=== TASK INPUT ===

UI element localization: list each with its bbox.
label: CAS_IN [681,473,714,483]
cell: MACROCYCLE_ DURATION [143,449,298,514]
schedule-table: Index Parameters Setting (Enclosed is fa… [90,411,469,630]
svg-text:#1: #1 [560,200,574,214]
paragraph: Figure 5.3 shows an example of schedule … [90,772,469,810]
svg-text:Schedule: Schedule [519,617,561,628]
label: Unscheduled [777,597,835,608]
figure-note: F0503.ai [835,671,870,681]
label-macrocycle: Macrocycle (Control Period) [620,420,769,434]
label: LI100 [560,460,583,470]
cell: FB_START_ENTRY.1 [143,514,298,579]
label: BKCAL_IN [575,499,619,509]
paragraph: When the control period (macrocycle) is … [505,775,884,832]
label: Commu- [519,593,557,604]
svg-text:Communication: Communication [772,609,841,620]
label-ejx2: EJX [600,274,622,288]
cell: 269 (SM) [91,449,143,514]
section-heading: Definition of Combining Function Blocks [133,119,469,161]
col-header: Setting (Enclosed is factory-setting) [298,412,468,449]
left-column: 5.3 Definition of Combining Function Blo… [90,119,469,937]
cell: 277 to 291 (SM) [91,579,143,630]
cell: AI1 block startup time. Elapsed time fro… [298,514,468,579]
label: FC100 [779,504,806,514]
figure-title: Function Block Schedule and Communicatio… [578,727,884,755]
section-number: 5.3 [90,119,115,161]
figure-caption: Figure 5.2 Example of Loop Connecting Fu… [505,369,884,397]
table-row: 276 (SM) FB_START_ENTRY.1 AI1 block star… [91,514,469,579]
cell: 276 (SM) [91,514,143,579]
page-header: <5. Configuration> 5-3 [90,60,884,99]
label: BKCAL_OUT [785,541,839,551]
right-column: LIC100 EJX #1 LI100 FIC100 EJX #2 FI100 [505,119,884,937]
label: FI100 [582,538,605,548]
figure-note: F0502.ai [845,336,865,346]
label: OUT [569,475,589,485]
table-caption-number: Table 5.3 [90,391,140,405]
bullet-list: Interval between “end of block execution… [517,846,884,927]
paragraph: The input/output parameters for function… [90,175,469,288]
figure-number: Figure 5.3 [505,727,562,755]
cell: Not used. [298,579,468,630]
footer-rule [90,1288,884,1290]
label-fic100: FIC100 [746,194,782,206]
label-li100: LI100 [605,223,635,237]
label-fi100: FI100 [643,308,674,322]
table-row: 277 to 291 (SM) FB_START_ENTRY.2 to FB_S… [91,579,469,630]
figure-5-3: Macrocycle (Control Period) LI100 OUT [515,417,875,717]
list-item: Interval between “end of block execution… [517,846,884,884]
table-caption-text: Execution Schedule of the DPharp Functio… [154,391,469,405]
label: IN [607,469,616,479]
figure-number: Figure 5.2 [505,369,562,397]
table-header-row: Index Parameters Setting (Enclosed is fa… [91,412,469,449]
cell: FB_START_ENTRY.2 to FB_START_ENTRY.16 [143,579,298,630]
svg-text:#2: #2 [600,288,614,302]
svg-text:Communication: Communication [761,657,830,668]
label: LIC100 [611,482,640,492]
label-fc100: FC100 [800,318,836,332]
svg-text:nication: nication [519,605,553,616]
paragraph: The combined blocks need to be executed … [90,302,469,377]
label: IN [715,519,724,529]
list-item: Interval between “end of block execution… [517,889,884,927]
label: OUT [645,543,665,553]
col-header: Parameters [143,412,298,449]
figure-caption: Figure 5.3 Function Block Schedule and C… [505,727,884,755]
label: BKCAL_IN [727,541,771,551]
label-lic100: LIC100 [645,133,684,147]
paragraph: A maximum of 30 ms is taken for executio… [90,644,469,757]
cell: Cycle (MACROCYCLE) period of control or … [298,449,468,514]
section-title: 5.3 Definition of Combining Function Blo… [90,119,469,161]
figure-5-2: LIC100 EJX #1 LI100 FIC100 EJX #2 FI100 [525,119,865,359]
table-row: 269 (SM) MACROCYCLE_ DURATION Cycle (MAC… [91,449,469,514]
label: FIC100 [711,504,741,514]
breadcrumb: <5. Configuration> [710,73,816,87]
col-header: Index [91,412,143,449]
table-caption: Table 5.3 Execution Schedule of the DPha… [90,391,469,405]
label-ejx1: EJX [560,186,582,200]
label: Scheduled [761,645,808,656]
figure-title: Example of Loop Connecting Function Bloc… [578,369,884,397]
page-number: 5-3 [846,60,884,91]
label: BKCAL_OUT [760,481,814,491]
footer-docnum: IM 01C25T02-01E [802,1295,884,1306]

===
=== TASK INPUT ===

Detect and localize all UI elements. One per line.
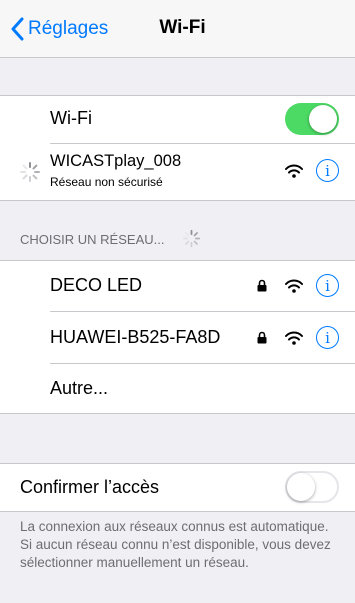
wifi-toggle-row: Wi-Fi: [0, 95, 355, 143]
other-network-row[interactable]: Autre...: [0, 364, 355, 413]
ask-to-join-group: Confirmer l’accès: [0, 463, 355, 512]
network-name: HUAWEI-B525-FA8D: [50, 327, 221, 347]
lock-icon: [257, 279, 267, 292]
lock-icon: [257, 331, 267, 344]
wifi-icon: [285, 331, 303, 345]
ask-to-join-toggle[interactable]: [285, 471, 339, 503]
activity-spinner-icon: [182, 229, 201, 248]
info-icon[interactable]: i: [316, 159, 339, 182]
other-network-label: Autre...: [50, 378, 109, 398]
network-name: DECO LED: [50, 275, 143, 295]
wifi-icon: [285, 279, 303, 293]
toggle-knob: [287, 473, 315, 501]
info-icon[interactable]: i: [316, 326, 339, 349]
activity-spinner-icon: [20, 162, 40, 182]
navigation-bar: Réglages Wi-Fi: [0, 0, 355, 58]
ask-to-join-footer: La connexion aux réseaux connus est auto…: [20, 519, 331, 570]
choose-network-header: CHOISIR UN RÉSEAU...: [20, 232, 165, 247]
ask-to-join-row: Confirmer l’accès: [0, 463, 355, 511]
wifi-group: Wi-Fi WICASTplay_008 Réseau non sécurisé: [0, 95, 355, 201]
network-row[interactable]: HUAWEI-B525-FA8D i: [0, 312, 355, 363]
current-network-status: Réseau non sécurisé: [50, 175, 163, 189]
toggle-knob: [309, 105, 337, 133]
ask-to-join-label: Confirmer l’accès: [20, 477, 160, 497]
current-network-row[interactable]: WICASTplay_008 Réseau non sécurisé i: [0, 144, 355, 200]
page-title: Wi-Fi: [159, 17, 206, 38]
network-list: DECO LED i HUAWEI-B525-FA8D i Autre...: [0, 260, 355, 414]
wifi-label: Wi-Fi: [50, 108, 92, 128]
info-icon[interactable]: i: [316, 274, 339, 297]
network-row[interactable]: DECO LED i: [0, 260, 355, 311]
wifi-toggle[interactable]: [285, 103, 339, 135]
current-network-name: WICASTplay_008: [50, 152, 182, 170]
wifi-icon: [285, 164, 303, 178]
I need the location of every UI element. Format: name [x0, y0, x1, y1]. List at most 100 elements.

===

◆ EXERCISE AIM: Retype the records from the line with "UI element localization: list" up to and including the line with "col-header: Setting (Enclosed".

◆ SOLUTION:
UI element localization: list each with its bbox.
label: CAS_IN [681,473,714,483]
cell: MACROCYCLE_ DURATION [143,449,298,514]
schedule-table: Index Parameters Setting (Enclosed is fa… [90,411,469,630]
svg-text:#1: #1 [560,200,574,214]
paragraph: Figure 5.3 shows an example of schedule … [90,772,469,810]
svg-text:Schedule: Schedule [519,617,561,628]
label: Unscheduled [777,597,835,608]
figure-note: F0503.ai [835,671,870,681]
label-macrocycle: Macrocycle (Control Period) [620,420,769,434]
label: LI100 [560,460,583,470]
cell: FB_START_ENTRY.1 [143,514,298,579]
label: BKCAL_IN [575,499,619,509]
paragraph: When the control period (macrocycle) is … [505,775,884,832]
label: Commu- [519,593,557,604]
svg-text:Communication: Communication [772,609,841,620]
label-ejx2: EJX [600,274,622,288]
cell: 269 (SM) [91,449,143,514]
section-heading: Definition of Combining Function Blocks [133,119,469,161]
col-header: Setting (Enclosed is factory-setting) [298,412,468,449]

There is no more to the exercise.